### Task
Please transcribe without any change the lines starting at the one containing "member-item-4-line-2: 核工作。 [138,909,227,934]" and ending at the one containing "members-label: 成员： [186,650,253,675]", including both of those lines.

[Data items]
────────

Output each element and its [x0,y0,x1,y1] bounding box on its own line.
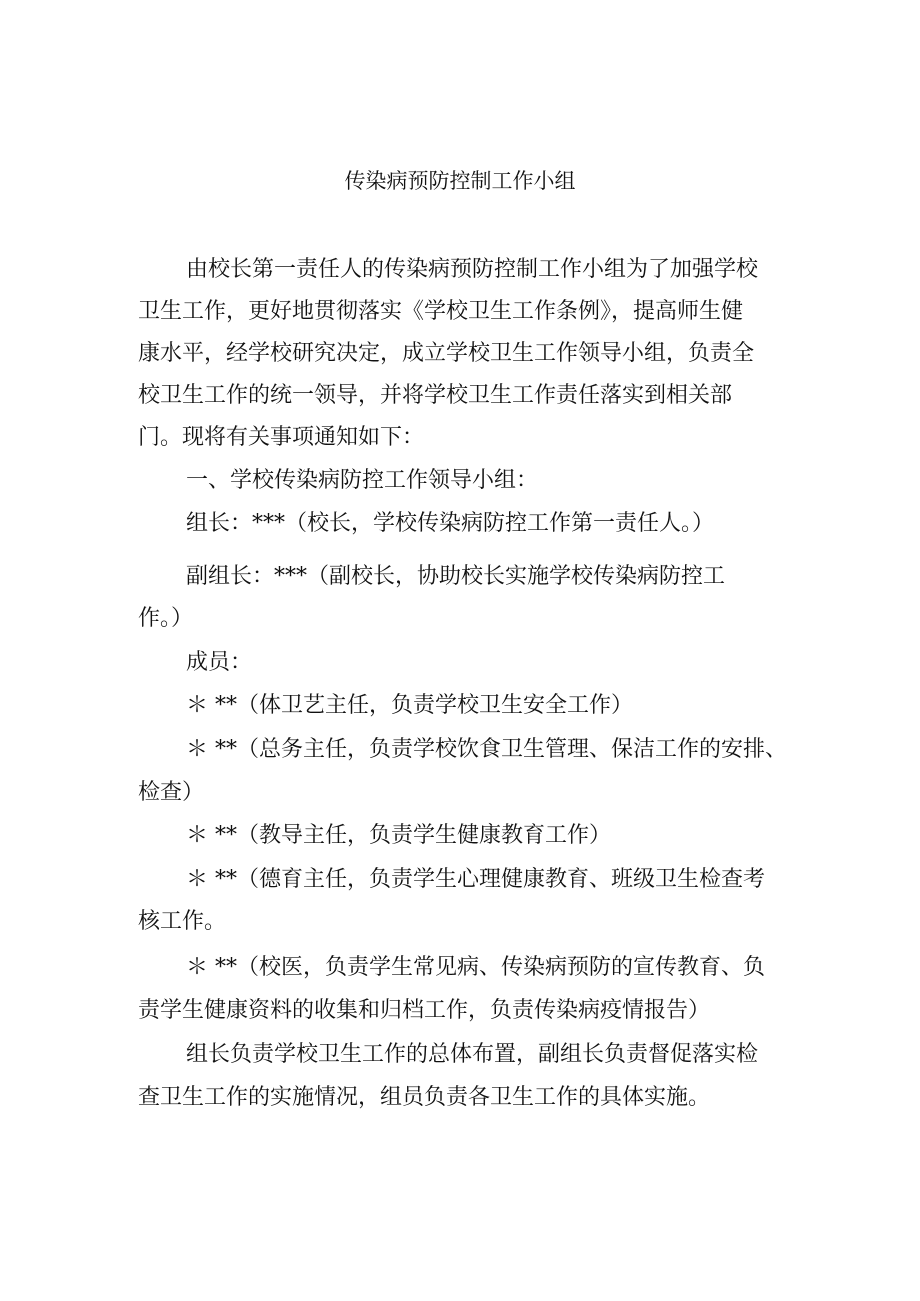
member-item-4-line-2: 核工作。 [138,909,227,934]
document-title: 传染病预防控制工作小组 [344,169,576,193]
group-leader-line: 组长：***（校长，学校传染病防控工作第一责任人。） [186,511,715,536]
paragraph-intro-line-3: 康水平，经学校研究决定，成立学校卫生工作领导小组，负责全 [138,341,755,366]
member-item-1: ＊ **（体卫艺主任，负责学校卫生安全工作） [186,693,633,718]
member-item-3: ＊ **（教导主任，负责学生健康教育工作） [186,823,611,848]
closing-paragraph-line-2: 查卫生工作的实施情况，组员负责各卫生工作的具体实施。 [138,1085,711,1110]
members-label: 成员： [186,650,253,675]
paragraph-intro-line-5: 门。现将有关事项通知如下： [138,425,425,450]
member-item-5-line-2: 责学生健康资料的收集和归档工作，负责传染病疫情报告） [138,998,711,1023]
member-item-2-line-2: 检查） [138,780,205,805]
paragraph-intro-line-1: 由校长第一责任人的传染病预防控制工作小组为了加强学校 [186,257,759,282]
paragraph-intro-line-4: 校卫生工作的统一领导，并将学校卫生工作责任落实到相关部 [138,383,733,408]
member-item-4-line-1: ＊ **（德育主任，负责学生心理健康教育、班级卫生检查考 [186,867,765,892]
closing-paragraph-line-1: 组长负责学校卫生工作的总体布置，副组长负责督促落实检 [186,1042,759,1067]
deputy-leader-line-2: 作。） [138,606,194,631]
member-item-2-line-1: ＊ **（总务主任，负责学校饮食卫生管理、保洁工作的安排、 [186,737,787,762]
member-item-5-line-1: ＊ **（校医，负责学生常见病、传染病预防的宣传教育、负 [186,955,765,980]
deputy-leader-line-1: 副组长：***（副校长，协助校长实施学校传染病防控工 [186,564,726,589]
paragraph-intro-line-2: 卫生工作，更好地贯彻落实《学校卫生工作条例》，提高师生健 [138,299,744,324]
section-heading: 一、学校传染病防控工作领导小组： [186,468,539,493]
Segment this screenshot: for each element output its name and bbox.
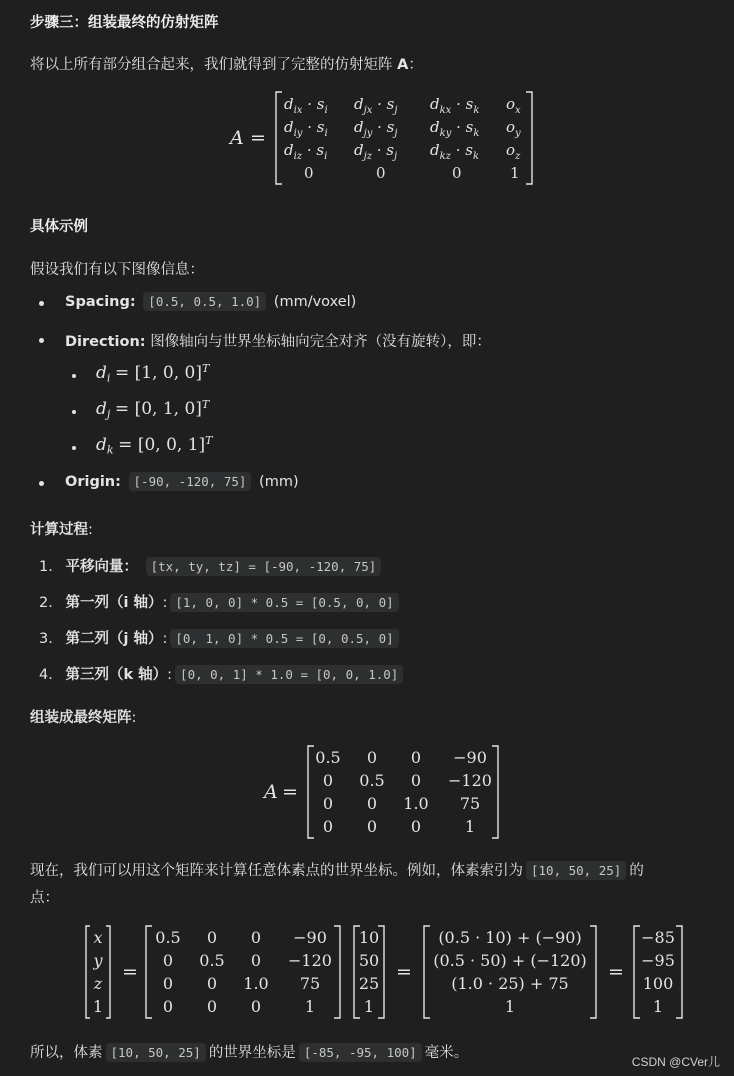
step-colon: : bbox=[167, 667, 173, 683]
matrix-general-left-bracket bbox=[276, 92, 282, 184]
mg-cell-1-0: $d_{iy} \cdot s_i$ bbox=[284, 118, 328, 139]
mg-cell-0-1: $d_{jx} \cdot s_j$ bbox=[354, 95, 398, 116]
mg-cell-1-1: $d_{jy} \cdot s_j$ bbox=[354, 118, 398, 139]
step-colon: : bbox=[162, 631, 168, 647]
mf-cell: 1 bbox=[464, 817, 476, 836]
step-4 bbox=[39, 663, 406, 684]
spacing-unit: (mm/voxel) bbox=[273, 294, 357, 310]
eq-matrix-cell: 0.5 bbox=[199, 951, 225, 970]
eq-matrix-cell: 1 bbox=[304, 997, 316, 1016]
mg-cell-0-3: $o_x$ bbox=[506, 95, 521, 116]
equation-big bbox=[84, 922, 688, 1022]
vector-value: = [1, 0, 0] bbox=[115, 362, 203, 383]
expanded-cell: (0.5 · 10) + (−90) bbox=[438, 928, 582, 947]
vec-xyz-cell: x bbox=[93, 928, 103, 947]
now-paragraph-line1 bbox=[30, 859, 644, 880]
intro-end: ： bbox=[408, 57, 423, 73]
assemble-title-colon: : bbox=[131, 710, 137, 726]
matrix-final-equals: = bbox=[282, 781, 298, 803]
matrix-final-left-bracket bbox=[308, 746, 314, 838]
vec-xyz-left-bracket bbox=[86, 926, 90, 1018]
matrix-final-cells bbox=[315, 748, 492, 836]
intro-bold-a: A bbox=[397, 57, 409, 73]
vec-idx bbox=[359, 928, 379, 1016]
eq-matrix-left-bracket bbox=[146, 926, 152, 1018]
vector-subscript: j bbox=[106, 407, 111, 421]
vec-idx-cell: 25 bbox=[358, 974, 380, 993]
mf-cell: 0 bbox=[366, 817, 378, 836]
final-code-index: [10, 50, 25] bbox=[106, 1043, 206, 1062]
mf-cell: 0.5 bbox=[315, 748, 341, 767]
eq-matrix-cell: −120 bbox=[288, 951, 332, 970]
step-label: 平移向量： bbox=[65, 559, 138, 575]
eq-matrix-cell: −90 bbox=[293, 928, 327, 947]
spacing-item bbox=[65, 294, 356, 310]
direction-text: 图像轴向与世界坐标轴向完全对齐（没有旋转），即： bbox=[150, 334, 491, 350]
equals-sign: = bbox=[122, 961, 138, 983]
matrix-general-last-row bbox=[304, 164, 520, 182]
mg-cell-3-2: 0 bbox=[452, 164, 462, 182]
matrix-final-lhs: A bbox=[264, 781, 278, 803]
expanded-cell: (1.0 · 25) + 75 bbox=[451, 974, 569, 993]
direction-item bbox=[65, 330, 491, 351]
spacing-code: [0.5, 0.5, 1.0] bbox=[143, 292, 266, 311]
vec-idx-cell: 10 bbox=[358, 928, 380, 947]
section-title-example: 具体示例 bbox=[30, 219, 88, 235]
now-paragraph-line2: 点： bbox=[30, 890, 59, 906]
eq-matrix-right-bracket bbox=[334, 926, 340, 1018]
eq-matrix-cell: 0 bbox=[250, 951, 262, 970]
expanded-left-bracket bbox=[424, 926, 430, 1018]
calc-title-colon: : bbox=[88, 522, 93, 538]
vector-value: = [0, 1, 0] bbox=[114, 398, 202, 419]
vec-xyz-cell: y bbox=[93, 951, 103, 970]
mf-cell: 0 bbox=[322, 771, 334, 790]
step-1 bbox=[39, 555, 384, 576]
final-paragraph bbox=[30, 1041, 468, 1062]
eq-matrix-cell: 0 bbox=[250, 997, 262, 1016]
result-cell: −95 bbox=[641, 951, 675, 970]
eq-matrix-cell: 0 bbox=[162, 974, 174, 993]
step-number: 1. bbox=[39, 559, 53, 575]
final-text: 所以，体素 bbox=[30, 1045, 103, 1061]
vector-symbol: d bbox=[96, 434, 107, 455]
result-left-bracket bbox=[634, 926, 640, 1018]
step-3 bbox=[39, 627, 402, 648]
vector-transpose: T bbox=[202, 362, 210, 375]
step-code: [0, 0, 1] * 1.0 = [0, 0, 1.0] bbox=[175, 665, 403, 684]
vector-subscript: i bbox=[106, 371, 111, 385]
eq-matrix-cell: 0 bbox=[206, 997, 218, 1016]
step-label: 第三列（k 轴） bbox=[65, 667, 168, 683]
expanded-vector bbox=[433, 928, 587, 1016]
bullet-dot bbox=[39, 481, 44, 486]
eq-matrix-cell: 0 bbox=[250, 928, 262, 947]
now-text-end: 的 bbox=[629, 863, 644, 879]
section-title-calc bbox=[30, 518, 93, 539]
origin-item bbox=[65, 474, 299, 490]
bullet-dot bbox=[39, 338, 44, 343]
eq-matrix-cell: 0 bbox=[206, 974, 218, 993]
final-text-mid: 的世界坐标是 bbox=[208, 1045, 296, 1061]
result-cell: 100 bbox=[642, 974, 674, 993]
matrix-final-right-bracket bbox=[492, 746, 498, 838]
mg-cell-3-1: 0 bbox=[376, 164, 386, 182]
step-code: [tx, ty, tz] = [-90, -120, 75] bbox=[146, 557, 382, 576]
vec-idx-cell: 1 bbox=[363, 997, 375, 1016]
mf-cell: 0 bbox=[366, 748, 378, 767]
direction-vector-k bbox=[96, 434, 213, 457]
mg-cell-2-3: $o_z$ bbox=[506, 141, 521, 162]
expanded-cell: 1 bbox=[504, 997, 516, 1016]
vector-transpose: T bbox=[205, 434, 213, 447]
mg-cell-0-2: $d_{kx} \cdot s_k$ bbox=[430, 95, 480, 116]
mf-cell: 0 bbox=[322, 794, 334, 813]
matrix-general-lhs: A bbox=[230, 127, 244, 149]
subbullet-dot bbox=[72, 374, 76, 378]
vector-symbol: d bbox=[96, 362, 107, 383]
final-text-end: 毫米。 bbox=[424, 1045, 469, 1061]
matrix-final bbox=[258, 742, 508, 842]
mg-cell-0-0: $d_{ix} \cdot s_i$ bbox=[284, 95, 328, 116]
direction-vector-i bbox=[96, 362, 209, 385]
vector-subscript: k bbox=[106, 443, 114, 457]
equals-sign: = bbox=[608, 961, 624, 983]
eq-matrix-cell: 0.5 bbox=[155, 928, 181, 947]
calc-title-text: 计算过程 bbox=[30, 522, 88, 538]
expanded-cell: (0.5 · 50) + (−120) bbox=[433, 951, 587, 970]
matrix-general-right-bracket bbox=[526, 92, 532, 184]
step-number: 4. bbox=[39, 667, 53, 683]
vec-idx-cell: 50 bbox=[358, 951, 380, 970]
step-code: [0, 1, 0] * 0.5 = [0, 0.5, 0] bbox=[170, 629, 398, 648]
mg-cell-1-2: $d_{ky} \cdot s_k$ bbox=[430, 118, 480, 139]
mg-cell-3-0: 0 bbox=[304, 164, 314, 182]
assume-paragraph: 假设我们有以下图像信息： bbox=[30, 262, 204, 278]
eq-matrix-cell: 75 bbox=[299, 974, 321, 993]
vec-xyz-right-bracket bbox=[106, 926, 110, 1018]
step-number: 2. bbox=[39, 595, 53, 611]
equals-sign: = bbox=[396, 961, 412, 983]
mg-cell-2-0: $d_{iz} \cdot s_i$ bbox=[284, 141, 328, 162]
bullet-dot bbox=[39, 301, 44, 306]
mf-cell: −120 bbox=[448, 771, 492, 790]
subbullet-dot bbox=[72, 446, 76, 450]
eq-matrix-cell: 0 bbox=[162, 951, 174, 970]
eq-matrix-cell: 0 bbox=[162, 997, 174, 1016]
direction-label: Direction: bbox=[65, 334, 146, 350]
step-number: 3. bbox=[39, 631, 53, 647]
spacing-label: Spacing: bbox=[65, 294, 136, 310]
final-code-world: [-85, -95, 100] bbox=[299, 1043, 422, 1062]
section-title-step3: 步骤三：组装最终的仿射矩阵 bbox=[30, 15, 219, 31]
vec-xyz bbox=[92, 928, 103, 993]
eq-matrix-cell: 0 bbox=[206, 928, 218, 947]
mg-cell-2-1: $d_{jz} \cdot s_j$ bbox=[354, 141, 398, 162]
origin-unit: (mm) bbox=[259, 474, 299, 490]
step-colon: : bbox=[162, 595, 168, 611]
eq-matrix bbox=[155, 928, 332, 1016]
mf-cell: 1.0 bbox=[403, 794, 429, 813]
vector-symbol: d bbox=[96, 398, 107, 419]
matrix-general-cells bbox=[284, 95, 521, 162]
now-text: 现在，我们可以用这个矩阵来计算任意体素点的世界坐标。例如，体素索引为 bbox=[30, 863, 523, 879]
step-code: [1, 0, 0] * 0.5 = [0.5, 0, 0] bbox=[170, 593, 398, 612]
vector-transpose: T bbox=[201, 398, 210, 411]
result-cell: −85 bbox=[641, 928, 675, 947]
intro-paragraph bbox=[30, 53, 423, 74]
assemble-title-text: 组装成最终矩阵 bbox=[30, 710, 132, 726]
result-right-bracket bbox=[676, 926, 682, 1018]
result-vector bbox=[641, 928, 675, 1016]
watermark: CSDN @CVer儿 bbox=[631, 1055, 720, 1069]
matrix-general-equals: = bbox=[250, 127, 266, 149]
vector-value: = [0, 0, 1] bbox=[118, 434, 206, 455]
intro-text: 将以上所有部分组合起来，我们就得到了完整的仿射矩阵 bbox=[30, 57, 398, 73]
subbullet-dot bbox=[72, 410, 76, 414]
direction-vector-j bbox=[96, 398, 209, 421]
step-label: 第二列（j 轴） bbox=[65, 631, 163, 647]
step-2 bbox=[39, 591, 402, 612]
eq-matrix-cell: 1.0 bbox=[243, 974, 269, 993]
mg-cell-2-2: $d_{kz} \cdot s_k$ bbox=[430, 141, 480, 162]
mf-cell: 0.5 bbox=[359, 771, 385, 790]
mf-cell: 0 bbox=[410, 748, 422, 767]
mg-cell-3-3: 1 bbox=[510, 164, 520, 182]
mf-cell: 0 bbox=[410, 771, 422, 790]
mg-cell-1-3: $o_y$ bbox=[506, 118, 521, 139]
result-cell: 1 bbox=[652, 997, 664, 1016]
expanded-right-bracket bbox=[590, 926, 596, 1018]
mf-cell: −90 bbox=[453, 748, 487, 767]
mf-cell: 0 bbox=[322, 817, 334, 836]
mf-cell: 0 bbox=[410, 817, 422, 836]
vec-xyz-cell: z bbox=[93, 974, 103, 993]
step-label: 第一列（i 轴） bbox=[65, 595, 163, 611]
now-code: [10, 50, 25] bbox=[526, 861, 626, 880]
origin-code: [-90, -120, 75] bbox=[129, 472, 252, 491]
origin-label: Origin: bbox=[65, 474, 121, 490]
matrix-general bbox=[220, 88, 540, 188]
mf-cell: 75 bbox=[459, 794, 481, 813]
vec-xyz-cell: 1 bbox=[92, 997, 104, 1016]
section-title-assemble bbox=[30, 706, 136, 727]
mf-cell: 0 bbox=[366, 794, 378, 813]
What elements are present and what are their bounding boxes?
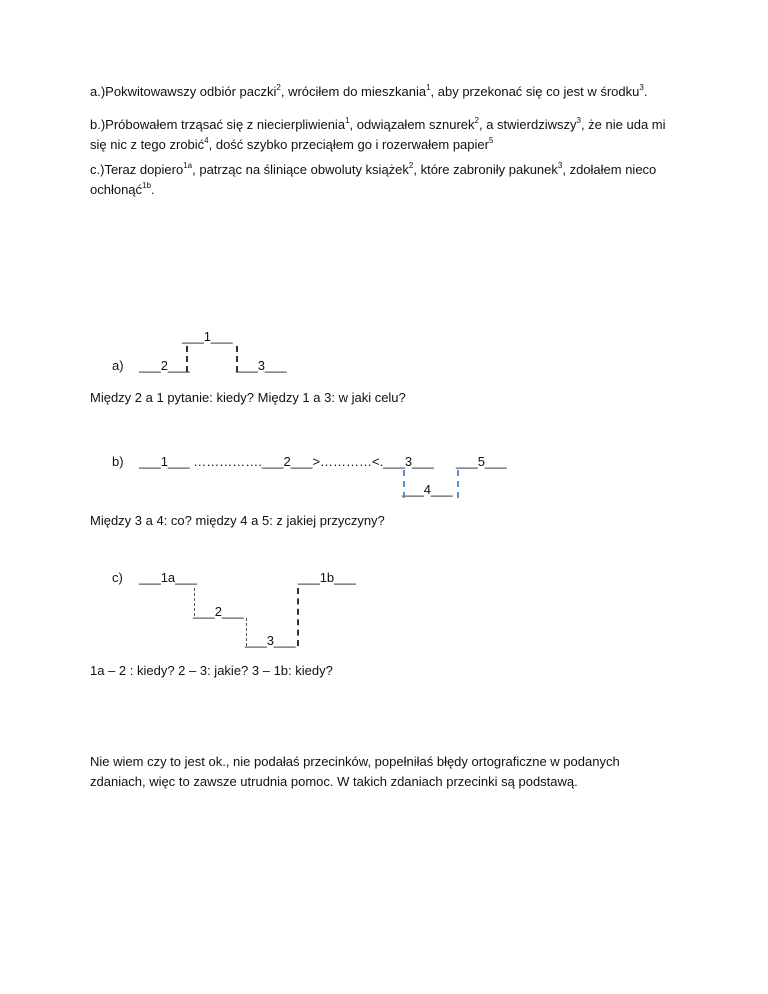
sentence-b-text-2: , odwiązałem sznurek [349, 117, 475, 132]
sentence-a-text-3: , aby przekonać się co jest w środku [430, 84, 640, 99]
sentence-c-marker-4: 1b [142, 181, 151, 190]
diagram-a-node-3: ___3___ [236, 358, 287, 373]
sentence-a-marker-3: 3 [639, 83, 644, 92]
sentence-b-text-1: b.)Próbowałem trząsać się z niecierpliwienia [90, 117, 346, 132]
sentence-c-marker-2: 2 [408, 161, 414, 170]
sentence-c-marker-1: 1a [183, 161, 193, 170]
diagram-a-node-2: ___2___ [139, 358, 190, 373]
sentence-b-marker-2: 2 [474, 116, 479, 125]
sentence-c-text-1: c.)Teraz dopiero [90, 162, 184, 177]
sentence-c-text-5: . [150, 182, 155, 197]
diagram-c-connector-3-1b [297, 588, 299, 646]
diagram-c-connector-1a-2 [194, 588, 195, 616]
diagram-b-main-line: ___1___ …………….___2___>…………<.___3___ [139, 454, 434, 469]
sentence-c-text-3: , które zabroniły pakunek [413, 162, 558, 177]
sentence-c-marker-3: 3 [557, 161, 563, 170]
diagram-b-connector-4-5 [457, 470, 459, 498]
diagram-b-label: b) [112, 454, 124, 469]
sentence-b [90, 115, 680, 155]
diagram-c-node-1b: ___1b___ [298, 570, 356, 585]
diagram-a-connector-2-1 [186, 346, 188, 372]
diagram-b-question: Między 3 a 4: co? między 4 a 5: z jakiej przyczyny? [90, 513, 385, 528]
diagram-c-node-2: ___2___ [193, 604, 244, 619]
sentence-b-marker-1: 1 [345, 116, 350, 125]
sentence-a-marker-2: 1 [426, 83, 431, 92]
diagram-c-label: c) [112, 570, 123, 585]
diagram-c-question: 1a – 2 : kiedy? 2 – 3: jakie? 3 – 1b: kiedy? [90, 663, 333, 678]
diagram-a-question: Między 2 a 1 pytanie: kiedy? Między 1 a 3: w jaki celu? [90, 390, 406, 405]
sentence-b-marker-4: 4 [204, 136, 209, 145]
sentence-a-text-1: a.)Pokwitowawszy odbiór paczki [90, 84, 277, 99]
diagram-c-connector-2-3 [246, 618, 247, 646]
diagram-b-connector-3-4 [403, 470, 405, 498]
sentence-c [90, 160, 680, 200]
diagram-c-node-1a: ___1a___ [139, 570, 197, 585]
diagram-b-node-4: ___4___ [402, 482, 453, 497]
sentence-c-text-4: , zdołałem nieco ochłonąć [90, 162, 657, 197]
diagram-c-node-3: ___3___ [245, 633, 296, 648]
diagram-a-label: a) [112, 358, 124, 373]
sentence-a-text-2: , wróciłem do mieszkania [280, 84, 427, 99]
sentence-a-marker-1: 2 [276, 83, 281, 92]
sentence-a-text-4: . [643, 84, 648, 99]
sentence-b-marker-5: 5 [488, 136, 494, 145]
diagram-b-node-5: ___5___ [456, 454, 507, 469]
sentence-b-marker-3: 3 [576, 116, 581, 125]
sentence-b-text-4: , że nie uda mi się nic z tego zrobić [90, 117, 666, 152]
sentence-b-text-5: , dość szybko przeciąłem go i rozerwałem papier [208, 137, 489, 152]
sentence-c-text-2: , patrząc na śliniące obwoluty książek [192, 162, 409, 177]
sentence-b-text-3: , a stwierdziwszy [478, 117, 577, 132]
reviewer-comment: Nie wiem czy to jest ok., nie podałaś przecinków, popełniłaś błędy ortograficzne w podanych zdaniach, więc to zawsze utrudnia pomoc. W takich zdaniach przecinki są podstawą. [90, 754, 620, 789]
diagram-a-connector-1-3 [236, 346, 238, 372]
diagram-a-node-1: ___1___ [182, 329, 233, 344]
sentence-a [90, 82, 680, 102]
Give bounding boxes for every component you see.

────────

### Correct response
member-item-4-line-2: 核工作。 [138,909,227,934]
document-title: 传染病预防控制工作小组 [344,169,576,193]
group-leader-line: 组长：***（校长，学校传染病防控工作第一责任人。） [186,511,715,536]
paragraph-intro-line-3: 康水平，经学校研究决定，成立学校卫生工作领导小组，负责全 [138,341,755,366]
member-item-1: ＊ **（体卫艺主任，负责学校卫生安全工作） [186,693,633,718]
member-item-3: ＊ **（教导主任，负责学生健康教育工作） [186,823,611,848]
closing-paragraph-line-2: 查卫生工作的实施情况，组员负责各卫生工作的具体实施。 [138,1085,711,1110]
members-label: 成员： [186,650,253,675]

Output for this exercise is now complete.